● Exercise:
Find the lines below that contain the string "marker". Copy each one.

● Records for this task:
╭──
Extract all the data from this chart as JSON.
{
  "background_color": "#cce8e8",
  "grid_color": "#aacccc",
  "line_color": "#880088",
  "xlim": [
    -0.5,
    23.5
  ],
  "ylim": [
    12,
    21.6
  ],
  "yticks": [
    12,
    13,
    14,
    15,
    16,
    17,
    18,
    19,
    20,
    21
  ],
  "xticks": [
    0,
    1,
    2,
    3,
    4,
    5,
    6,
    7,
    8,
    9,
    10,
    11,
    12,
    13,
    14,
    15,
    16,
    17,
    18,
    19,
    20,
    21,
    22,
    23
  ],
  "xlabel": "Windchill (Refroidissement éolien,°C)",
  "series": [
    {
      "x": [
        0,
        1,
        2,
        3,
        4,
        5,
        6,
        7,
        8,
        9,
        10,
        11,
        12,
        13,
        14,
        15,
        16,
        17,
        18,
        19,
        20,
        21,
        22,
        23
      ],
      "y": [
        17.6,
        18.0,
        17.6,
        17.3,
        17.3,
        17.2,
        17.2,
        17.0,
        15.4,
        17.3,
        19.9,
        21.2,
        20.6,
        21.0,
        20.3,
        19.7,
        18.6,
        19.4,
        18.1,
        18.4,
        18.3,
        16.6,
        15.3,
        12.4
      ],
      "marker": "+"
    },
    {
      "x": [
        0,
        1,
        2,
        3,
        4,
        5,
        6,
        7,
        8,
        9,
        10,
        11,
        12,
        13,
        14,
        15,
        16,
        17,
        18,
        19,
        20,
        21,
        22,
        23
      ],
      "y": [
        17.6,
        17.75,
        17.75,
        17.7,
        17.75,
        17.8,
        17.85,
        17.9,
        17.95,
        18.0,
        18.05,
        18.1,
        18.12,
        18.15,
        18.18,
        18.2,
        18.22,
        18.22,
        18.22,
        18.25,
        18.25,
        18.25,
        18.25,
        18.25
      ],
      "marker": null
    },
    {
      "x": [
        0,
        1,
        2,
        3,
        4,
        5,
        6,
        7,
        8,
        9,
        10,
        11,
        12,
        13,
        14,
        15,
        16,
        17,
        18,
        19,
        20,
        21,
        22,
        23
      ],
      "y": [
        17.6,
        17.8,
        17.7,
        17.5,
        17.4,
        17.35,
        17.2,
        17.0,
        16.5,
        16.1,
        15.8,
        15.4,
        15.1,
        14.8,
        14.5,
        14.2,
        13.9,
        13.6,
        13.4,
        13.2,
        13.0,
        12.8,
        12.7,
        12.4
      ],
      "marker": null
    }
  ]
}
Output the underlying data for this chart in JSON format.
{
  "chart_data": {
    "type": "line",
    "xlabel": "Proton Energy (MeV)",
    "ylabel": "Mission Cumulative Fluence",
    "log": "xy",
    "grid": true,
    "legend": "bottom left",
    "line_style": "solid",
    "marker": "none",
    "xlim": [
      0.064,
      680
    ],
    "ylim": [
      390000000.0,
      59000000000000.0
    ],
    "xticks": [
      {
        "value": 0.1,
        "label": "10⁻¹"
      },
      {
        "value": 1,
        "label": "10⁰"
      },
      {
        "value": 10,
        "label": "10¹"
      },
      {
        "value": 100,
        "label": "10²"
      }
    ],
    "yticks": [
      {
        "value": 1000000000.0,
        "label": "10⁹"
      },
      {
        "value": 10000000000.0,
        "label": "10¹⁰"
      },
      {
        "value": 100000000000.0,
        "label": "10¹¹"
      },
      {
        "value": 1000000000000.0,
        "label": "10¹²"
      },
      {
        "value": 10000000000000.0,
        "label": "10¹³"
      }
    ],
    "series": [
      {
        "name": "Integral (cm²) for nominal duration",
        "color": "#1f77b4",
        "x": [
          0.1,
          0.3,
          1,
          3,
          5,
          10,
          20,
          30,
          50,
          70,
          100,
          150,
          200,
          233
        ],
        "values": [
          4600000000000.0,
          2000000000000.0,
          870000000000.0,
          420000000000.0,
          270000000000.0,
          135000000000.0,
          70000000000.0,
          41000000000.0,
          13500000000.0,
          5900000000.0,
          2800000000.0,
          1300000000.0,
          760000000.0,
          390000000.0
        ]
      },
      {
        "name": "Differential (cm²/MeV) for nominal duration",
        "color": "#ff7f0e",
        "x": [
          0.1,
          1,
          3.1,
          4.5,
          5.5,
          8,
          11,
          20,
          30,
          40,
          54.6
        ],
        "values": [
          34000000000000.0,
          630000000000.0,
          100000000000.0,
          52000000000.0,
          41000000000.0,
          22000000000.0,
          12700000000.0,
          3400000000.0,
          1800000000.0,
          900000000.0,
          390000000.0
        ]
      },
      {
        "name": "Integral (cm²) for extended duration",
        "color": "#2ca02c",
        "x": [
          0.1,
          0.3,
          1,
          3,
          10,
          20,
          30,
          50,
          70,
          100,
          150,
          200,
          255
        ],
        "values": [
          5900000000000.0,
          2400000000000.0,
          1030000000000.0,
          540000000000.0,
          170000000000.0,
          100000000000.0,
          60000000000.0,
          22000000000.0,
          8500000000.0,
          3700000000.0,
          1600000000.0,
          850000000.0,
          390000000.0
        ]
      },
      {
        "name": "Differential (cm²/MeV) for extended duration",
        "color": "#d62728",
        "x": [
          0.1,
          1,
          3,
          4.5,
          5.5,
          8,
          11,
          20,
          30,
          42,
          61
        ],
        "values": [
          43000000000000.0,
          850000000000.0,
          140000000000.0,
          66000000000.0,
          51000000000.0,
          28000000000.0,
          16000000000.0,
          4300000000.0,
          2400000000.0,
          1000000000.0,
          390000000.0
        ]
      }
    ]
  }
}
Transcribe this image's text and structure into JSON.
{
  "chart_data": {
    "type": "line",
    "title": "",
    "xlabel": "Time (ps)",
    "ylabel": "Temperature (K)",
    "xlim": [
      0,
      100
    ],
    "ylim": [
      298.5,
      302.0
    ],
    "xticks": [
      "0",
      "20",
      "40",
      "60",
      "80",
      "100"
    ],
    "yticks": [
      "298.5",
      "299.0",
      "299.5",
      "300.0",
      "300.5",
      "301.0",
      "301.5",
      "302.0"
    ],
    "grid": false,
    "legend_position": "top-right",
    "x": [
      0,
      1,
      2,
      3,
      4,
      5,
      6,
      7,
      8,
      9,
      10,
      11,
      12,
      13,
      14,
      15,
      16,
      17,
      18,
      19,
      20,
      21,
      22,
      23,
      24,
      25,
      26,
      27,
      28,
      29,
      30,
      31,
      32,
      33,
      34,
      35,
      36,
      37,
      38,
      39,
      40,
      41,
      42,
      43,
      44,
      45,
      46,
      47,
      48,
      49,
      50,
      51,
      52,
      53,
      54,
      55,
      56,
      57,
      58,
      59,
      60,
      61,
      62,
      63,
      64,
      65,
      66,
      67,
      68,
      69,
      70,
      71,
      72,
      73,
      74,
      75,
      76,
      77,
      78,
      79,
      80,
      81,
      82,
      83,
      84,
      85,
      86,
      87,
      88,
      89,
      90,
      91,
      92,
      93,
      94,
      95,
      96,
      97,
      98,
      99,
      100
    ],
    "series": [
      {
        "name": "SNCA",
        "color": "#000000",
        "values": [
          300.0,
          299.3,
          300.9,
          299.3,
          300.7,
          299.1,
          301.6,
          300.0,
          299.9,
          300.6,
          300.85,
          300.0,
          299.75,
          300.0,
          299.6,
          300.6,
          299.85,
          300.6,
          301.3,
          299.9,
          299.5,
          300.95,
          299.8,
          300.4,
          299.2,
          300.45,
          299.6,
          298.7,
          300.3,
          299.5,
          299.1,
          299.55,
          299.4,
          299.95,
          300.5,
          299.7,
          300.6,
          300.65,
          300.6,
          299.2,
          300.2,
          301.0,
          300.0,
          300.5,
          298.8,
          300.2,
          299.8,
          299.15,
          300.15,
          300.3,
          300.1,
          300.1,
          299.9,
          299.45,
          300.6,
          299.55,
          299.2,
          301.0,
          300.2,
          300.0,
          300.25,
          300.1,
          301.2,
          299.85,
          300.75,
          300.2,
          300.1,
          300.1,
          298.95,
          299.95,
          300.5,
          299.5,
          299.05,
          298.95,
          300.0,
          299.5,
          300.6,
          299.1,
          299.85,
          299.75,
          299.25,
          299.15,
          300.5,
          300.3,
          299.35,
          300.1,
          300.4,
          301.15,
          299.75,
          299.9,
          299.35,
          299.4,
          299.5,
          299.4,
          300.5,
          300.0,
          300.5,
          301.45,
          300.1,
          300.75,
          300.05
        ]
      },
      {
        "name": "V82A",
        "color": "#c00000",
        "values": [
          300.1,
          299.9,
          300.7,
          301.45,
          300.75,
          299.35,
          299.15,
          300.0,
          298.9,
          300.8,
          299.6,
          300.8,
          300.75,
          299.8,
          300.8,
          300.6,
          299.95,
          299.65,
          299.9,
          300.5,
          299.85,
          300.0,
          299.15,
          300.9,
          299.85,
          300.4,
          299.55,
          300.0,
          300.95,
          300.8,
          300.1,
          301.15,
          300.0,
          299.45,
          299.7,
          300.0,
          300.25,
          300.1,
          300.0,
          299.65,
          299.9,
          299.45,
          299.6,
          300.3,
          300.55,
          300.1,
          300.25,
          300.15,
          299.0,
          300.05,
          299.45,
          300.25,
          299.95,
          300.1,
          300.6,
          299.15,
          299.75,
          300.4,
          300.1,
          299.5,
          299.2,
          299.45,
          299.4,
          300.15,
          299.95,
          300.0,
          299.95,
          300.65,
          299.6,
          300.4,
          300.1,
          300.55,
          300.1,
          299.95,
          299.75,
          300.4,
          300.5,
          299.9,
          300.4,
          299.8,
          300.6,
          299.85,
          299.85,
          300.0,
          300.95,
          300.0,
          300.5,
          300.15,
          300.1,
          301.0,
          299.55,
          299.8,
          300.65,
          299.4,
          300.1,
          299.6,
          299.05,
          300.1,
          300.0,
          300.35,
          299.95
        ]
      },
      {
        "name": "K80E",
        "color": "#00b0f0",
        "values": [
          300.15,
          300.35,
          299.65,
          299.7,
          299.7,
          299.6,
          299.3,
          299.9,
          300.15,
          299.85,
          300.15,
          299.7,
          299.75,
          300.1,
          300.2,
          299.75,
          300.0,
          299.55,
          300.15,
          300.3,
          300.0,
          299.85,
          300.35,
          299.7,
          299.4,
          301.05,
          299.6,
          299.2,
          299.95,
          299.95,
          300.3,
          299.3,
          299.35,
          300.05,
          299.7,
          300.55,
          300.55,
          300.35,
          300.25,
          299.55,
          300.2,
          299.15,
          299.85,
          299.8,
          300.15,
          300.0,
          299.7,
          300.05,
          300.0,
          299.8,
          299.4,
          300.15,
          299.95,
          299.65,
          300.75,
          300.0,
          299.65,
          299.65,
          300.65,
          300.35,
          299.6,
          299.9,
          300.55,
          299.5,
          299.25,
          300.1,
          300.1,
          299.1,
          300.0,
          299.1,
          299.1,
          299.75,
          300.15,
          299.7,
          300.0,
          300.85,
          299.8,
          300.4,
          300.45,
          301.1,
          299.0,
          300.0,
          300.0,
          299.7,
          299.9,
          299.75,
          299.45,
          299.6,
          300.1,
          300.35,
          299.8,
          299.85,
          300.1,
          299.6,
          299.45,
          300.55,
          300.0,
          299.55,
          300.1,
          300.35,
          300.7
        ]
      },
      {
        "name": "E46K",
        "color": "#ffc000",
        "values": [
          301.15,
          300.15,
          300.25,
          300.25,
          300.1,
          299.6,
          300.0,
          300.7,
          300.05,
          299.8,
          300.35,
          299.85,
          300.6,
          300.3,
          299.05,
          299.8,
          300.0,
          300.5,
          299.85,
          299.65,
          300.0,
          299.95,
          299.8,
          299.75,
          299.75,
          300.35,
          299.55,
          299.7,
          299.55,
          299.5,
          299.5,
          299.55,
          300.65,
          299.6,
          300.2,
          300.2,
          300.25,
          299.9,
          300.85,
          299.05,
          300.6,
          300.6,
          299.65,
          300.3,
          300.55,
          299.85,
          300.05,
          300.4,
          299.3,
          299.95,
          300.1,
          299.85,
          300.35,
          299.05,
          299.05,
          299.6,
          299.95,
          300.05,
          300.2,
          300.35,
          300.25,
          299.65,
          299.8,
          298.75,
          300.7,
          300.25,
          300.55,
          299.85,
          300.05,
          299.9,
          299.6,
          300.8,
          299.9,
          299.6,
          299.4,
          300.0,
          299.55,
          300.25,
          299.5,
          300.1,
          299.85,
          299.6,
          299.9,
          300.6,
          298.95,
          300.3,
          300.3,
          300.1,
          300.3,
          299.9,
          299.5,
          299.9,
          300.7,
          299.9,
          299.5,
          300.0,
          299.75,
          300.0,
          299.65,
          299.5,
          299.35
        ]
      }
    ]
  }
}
╰──
● Output:
      "marker": "+"
      "marker": null
      "marker": null
    "marker": "none",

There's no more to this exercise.